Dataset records

-- -- --

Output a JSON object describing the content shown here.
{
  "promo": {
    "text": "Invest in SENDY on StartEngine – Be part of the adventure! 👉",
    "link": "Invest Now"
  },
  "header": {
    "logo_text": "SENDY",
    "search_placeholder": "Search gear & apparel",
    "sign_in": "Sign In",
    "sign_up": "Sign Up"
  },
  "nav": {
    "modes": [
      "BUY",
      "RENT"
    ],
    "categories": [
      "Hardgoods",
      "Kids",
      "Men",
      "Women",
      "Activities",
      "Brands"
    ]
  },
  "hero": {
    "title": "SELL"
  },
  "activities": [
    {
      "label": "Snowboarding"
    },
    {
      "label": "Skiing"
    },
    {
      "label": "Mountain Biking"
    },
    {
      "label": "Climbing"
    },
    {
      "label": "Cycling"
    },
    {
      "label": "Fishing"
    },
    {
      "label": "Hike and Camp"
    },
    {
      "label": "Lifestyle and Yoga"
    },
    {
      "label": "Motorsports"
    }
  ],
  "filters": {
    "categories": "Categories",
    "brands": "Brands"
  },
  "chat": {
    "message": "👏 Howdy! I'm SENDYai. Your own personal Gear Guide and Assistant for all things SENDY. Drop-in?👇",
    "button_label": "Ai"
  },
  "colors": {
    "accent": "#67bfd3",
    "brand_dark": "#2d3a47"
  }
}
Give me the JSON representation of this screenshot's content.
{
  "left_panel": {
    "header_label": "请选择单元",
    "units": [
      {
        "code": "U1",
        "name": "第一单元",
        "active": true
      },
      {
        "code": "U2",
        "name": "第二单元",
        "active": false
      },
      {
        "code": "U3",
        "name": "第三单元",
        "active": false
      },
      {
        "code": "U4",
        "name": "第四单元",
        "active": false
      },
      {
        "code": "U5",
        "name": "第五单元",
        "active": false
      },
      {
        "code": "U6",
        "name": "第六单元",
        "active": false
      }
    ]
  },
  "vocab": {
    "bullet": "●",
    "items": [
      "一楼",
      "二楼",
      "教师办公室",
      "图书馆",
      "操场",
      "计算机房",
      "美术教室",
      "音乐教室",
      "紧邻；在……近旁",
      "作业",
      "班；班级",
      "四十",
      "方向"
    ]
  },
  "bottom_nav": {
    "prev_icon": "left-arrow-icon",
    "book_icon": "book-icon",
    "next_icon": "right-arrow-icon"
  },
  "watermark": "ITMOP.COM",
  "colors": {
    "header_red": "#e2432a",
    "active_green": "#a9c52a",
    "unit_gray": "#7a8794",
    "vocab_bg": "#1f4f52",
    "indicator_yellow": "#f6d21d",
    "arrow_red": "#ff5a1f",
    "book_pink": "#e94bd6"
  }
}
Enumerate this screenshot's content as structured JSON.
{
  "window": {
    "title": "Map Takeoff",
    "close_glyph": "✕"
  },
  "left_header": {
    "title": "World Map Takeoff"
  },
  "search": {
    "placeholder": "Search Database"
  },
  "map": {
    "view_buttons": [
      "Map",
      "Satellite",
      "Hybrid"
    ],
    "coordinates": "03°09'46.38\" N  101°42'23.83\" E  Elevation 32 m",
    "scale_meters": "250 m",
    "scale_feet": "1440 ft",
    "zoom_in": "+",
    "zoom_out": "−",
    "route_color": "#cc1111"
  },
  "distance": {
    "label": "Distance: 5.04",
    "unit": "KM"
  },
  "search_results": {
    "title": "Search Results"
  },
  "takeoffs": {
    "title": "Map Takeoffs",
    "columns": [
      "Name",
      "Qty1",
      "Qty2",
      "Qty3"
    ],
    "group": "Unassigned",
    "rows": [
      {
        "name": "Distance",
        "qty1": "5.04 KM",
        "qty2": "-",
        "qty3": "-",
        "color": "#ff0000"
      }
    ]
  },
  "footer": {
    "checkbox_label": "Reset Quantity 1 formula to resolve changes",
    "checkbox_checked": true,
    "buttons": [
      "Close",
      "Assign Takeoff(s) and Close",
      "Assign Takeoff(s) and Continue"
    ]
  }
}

-- -- --

OBJECTIVE
The word "title" appears in how many lines of the data? Answer with only the number.

RESPONSE
5